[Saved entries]
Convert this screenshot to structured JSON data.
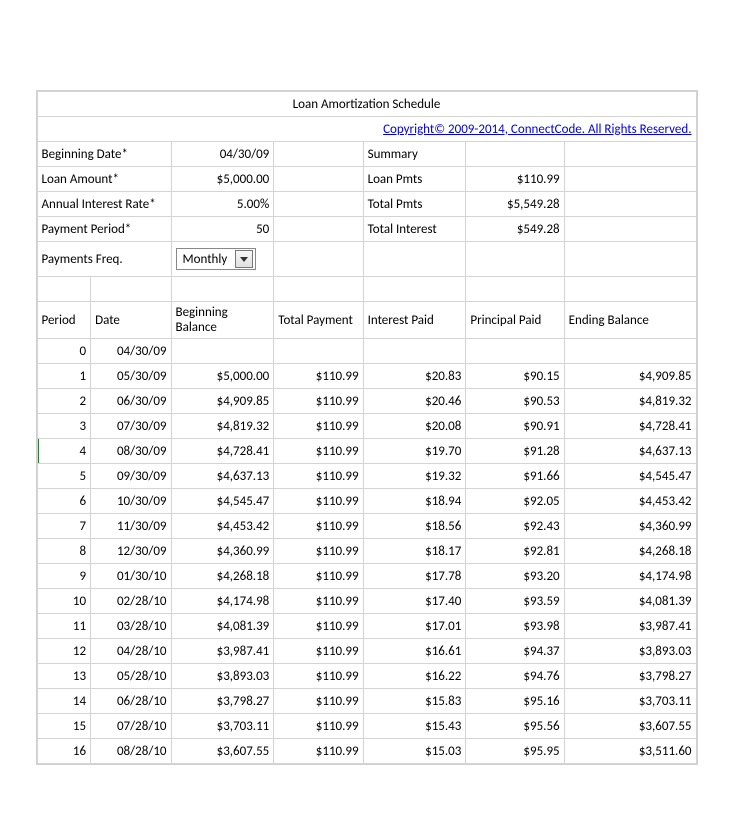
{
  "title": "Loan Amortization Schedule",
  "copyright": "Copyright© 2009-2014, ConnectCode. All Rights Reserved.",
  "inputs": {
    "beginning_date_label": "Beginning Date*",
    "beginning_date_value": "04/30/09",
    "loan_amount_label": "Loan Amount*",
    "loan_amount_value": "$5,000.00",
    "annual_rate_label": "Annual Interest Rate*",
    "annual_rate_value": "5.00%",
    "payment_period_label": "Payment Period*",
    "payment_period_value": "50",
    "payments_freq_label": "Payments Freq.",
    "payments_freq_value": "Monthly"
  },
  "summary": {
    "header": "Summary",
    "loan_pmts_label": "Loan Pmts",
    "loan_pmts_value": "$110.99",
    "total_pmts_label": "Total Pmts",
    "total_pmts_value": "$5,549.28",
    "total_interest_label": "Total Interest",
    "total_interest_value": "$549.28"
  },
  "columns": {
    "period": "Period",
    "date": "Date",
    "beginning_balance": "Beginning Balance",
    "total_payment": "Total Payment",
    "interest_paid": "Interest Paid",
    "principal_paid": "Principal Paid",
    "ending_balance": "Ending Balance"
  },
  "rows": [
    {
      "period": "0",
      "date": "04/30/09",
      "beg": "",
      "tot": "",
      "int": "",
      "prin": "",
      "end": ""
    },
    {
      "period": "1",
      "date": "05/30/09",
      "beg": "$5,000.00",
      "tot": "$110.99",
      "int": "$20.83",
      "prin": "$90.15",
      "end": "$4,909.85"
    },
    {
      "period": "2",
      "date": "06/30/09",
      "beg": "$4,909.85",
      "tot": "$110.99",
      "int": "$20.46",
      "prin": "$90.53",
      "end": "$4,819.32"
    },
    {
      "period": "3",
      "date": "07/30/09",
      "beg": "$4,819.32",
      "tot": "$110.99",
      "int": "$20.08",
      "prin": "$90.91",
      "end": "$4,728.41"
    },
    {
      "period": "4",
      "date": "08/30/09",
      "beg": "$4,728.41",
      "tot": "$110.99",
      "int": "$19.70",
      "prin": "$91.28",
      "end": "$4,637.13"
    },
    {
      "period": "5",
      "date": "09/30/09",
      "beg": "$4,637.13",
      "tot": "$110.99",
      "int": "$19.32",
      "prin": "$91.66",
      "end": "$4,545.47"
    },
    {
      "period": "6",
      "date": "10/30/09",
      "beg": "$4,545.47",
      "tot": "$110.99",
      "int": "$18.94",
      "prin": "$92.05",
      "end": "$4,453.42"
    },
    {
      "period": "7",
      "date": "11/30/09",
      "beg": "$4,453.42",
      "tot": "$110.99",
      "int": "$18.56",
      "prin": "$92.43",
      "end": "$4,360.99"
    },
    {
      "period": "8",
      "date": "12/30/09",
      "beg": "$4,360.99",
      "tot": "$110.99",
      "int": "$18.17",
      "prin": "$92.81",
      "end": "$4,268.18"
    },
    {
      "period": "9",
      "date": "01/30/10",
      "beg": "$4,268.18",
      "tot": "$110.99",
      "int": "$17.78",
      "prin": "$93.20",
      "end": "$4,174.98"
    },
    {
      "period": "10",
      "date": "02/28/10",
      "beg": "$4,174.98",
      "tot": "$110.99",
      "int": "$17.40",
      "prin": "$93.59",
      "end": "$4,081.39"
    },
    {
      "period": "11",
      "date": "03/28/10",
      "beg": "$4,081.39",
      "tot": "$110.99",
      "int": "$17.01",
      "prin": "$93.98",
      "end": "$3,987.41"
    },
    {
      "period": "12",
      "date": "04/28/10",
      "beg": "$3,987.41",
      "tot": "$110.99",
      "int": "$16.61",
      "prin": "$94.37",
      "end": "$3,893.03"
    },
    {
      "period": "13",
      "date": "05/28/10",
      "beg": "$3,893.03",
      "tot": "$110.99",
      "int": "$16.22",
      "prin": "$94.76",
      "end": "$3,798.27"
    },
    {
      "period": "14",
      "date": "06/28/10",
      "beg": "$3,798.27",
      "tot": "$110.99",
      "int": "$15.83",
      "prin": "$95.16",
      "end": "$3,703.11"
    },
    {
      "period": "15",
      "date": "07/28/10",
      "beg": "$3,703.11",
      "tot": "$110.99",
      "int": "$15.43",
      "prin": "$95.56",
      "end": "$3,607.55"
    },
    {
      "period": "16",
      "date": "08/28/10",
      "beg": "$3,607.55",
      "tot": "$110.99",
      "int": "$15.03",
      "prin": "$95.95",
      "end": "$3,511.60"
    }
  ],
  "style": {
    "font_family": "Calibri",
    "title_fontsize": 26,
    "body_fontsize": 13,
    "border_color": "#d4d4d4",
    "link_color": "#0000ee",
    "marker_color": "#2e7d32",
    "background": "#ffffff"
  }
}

Problem details:
Exactly reproduce each record, leaving out any pictures.

Answer below:
Convert this screenshot to structured JSON data.
{
  "title": "Loan Amortization Schedule",
  "copyright": "Copyright© 2009-2014, ConnectCode. All Rights Reserved.",
  "inputs": {
    "beginning_date_label": "Beginning Date*",
    "beginning_date_value": "04/30/09",
    "loan_amount_label": "Loan Amount*",
    "loan_amount_value": "$5,000.00",
    "annual_rate_label": "Annual Interest Rate*",
    "annual_rate_value": "5.00%",
    "payment_period_label": "Payment Period*",
    "payment_period_value": "50",
    "payments_freq_label": "Payments Freq.",
    "payments_freq_value": "Monthly"
  },
  "summary": {
    "header": "Summary",
    "loan_pmts_label": "Loan Pmts",
    "loan_pmts_value": "$110.99",
    "total_pmts_label": "Total Pmts",
    "total_pmts_value": "$5,549.28",
    "total_interest_label": "Total Interest",
    "total_interest_value": "$549.28"
  },
  "columns": {
    "period": "Period",
    "date": "Date",
    "beginning_balance": "Beginning Balance",
    "total_payment": "Total Payment",
    "interest_paid": "Interest Paid",
    "principal_paid": "Principal Paid",
    "ending_balance": "Ending Balance"
  },
  "rows": [
    {
      "period": "0",
      "date": "04/30/09",
      "beg": "",
      "tot": "",
      "int": "",
      "prin": "",
      "end": ""
    },
    {
      "period": "1",
      "date": "05/30/09",
      "beg": "$5,000.00",
      "tot": "$110.99",
      "int": "$20.83",
      "prin": "$90.15",
      "end": "$4,909.85"
    },
    {
      "period": "2",
      "date": "06/30/09",
      "beg": "$4,909.85",
      "tot": "$110.99",
      "int": "$20.46",
      "prin": "$90.53",
      "end": "$4,819.32"
    },
    {
      "period": "3",
      "date": "07/30/09",
      "beg": "$4,819.32",
      "tot": "$110.99",
      "int": "$20.08",
      "prin": "$90.91",
      "end": "$4,728.41"
    },
    {
      "period": "4",
      "date": "08/30/09",
      "beg": "$4,728.41",
      "tot": "$110.99",
      "int": "$19.70",
      "prin": "$91.28",
      "end": "$4,637.13"
    },
    {
      "period": "5",
      "date": "09/30/09",
      "beg": "$4,637.13",
      "tot": "$110.99",
      "int": "$19.32",
      "prin": "$91.66",
      "end": "$4,545.47"
    },
    {
      "period": "6",
      "date": "10/30/09",
      "beg": "$4,545.47",
      "tot": "$110.99",
      "int": "$18.94",
      "prin": "$92.05",
      "end": "$4,453.42"
    },
    {
      "period": "7",
      "date": "11/30/09",
      "beg": "$4,453.42",
      "tot": "$110.99",
      "int": "$18.56",
      "prin": "$92.43",
      "end": "$4,360.99"
    },
    {
      "period": "8",
      "date": "12/30/09",
      "beg": "$4,360.99",
      "tot": "$110.99",
      "int": "$18.17",
      "prin": "$92.81",
      "end": "$4,268.18"
    },
    {
      "period": "9",
      "date": "01/30/10",
      "beg": "$4,268.18",
      "tot": "$110.99",
      "int": "$17.78",
      "prin": "$93.20",
      "end": "$4,174.98"
    },
    {
      "period": "10",
      "date": "02/28/10",
      "beg": "$4,174.98",
      "tot": "$110.99",
      "int": "$17.40",
      "prin": "$93.59",
      "end": "$4,081.39"
    },
    {
      "period": "11",
      "date": "03/28/10",
      "beg": "$4,081.39",
      "tot": "$110.99",
      "int": "$17.01",
      "prin": "$93.98",
      "end": "$3,987.41"
    },
    {
      "period": "12",
      "date": "04/28/10",
      "beg": "$3,987.41",
      "tot": "$110.99",
      "int": "$16.61",
      "prin": "$94.37",
      "end": "$3,893.03"
    },
    {
      "period": "13",
      "date": "05/28/10",
      "beg": "$3,893.03",
      "tot": "$110.99",
      "int": "$16.22",
      "prin": "$94.76",
      "end": "$3,798.27"
    },
    {
      "period": "14",
      "date": "06/28/10",
      "beg": "$3,798.27",
      "tot": "$110.99",
      "int": "$15.83",
      "prin": "$95.16",
      "end": "$3,703.11"
    },
    {
      "period": "15",
      "date": "07/28/10",
      "beg": "$3,703.11",
      "tot": "$110.99",
      "int": "$15.43",
      "prin": "$95.56",
      "end": "$3,607.55"
    },
    {
      "period": "16",
      "date": "08/28/10",
      "beg": "$3,607.55",
      "tot": "$110.99",
      "int": "$15.03",
      "prin": "$95.95",
      "end": "$3,511.60"
    }
  ],
  "style": {
    "font_family": "Calibri",
    "title_fontsize": 26,
    "body_fontsize": 13,
    "border_color": "#d4d4d4",
    "link_color": "#0000ee",
    "marker_color": "#2e7d32",
    "background": "#ffffff"
  }
}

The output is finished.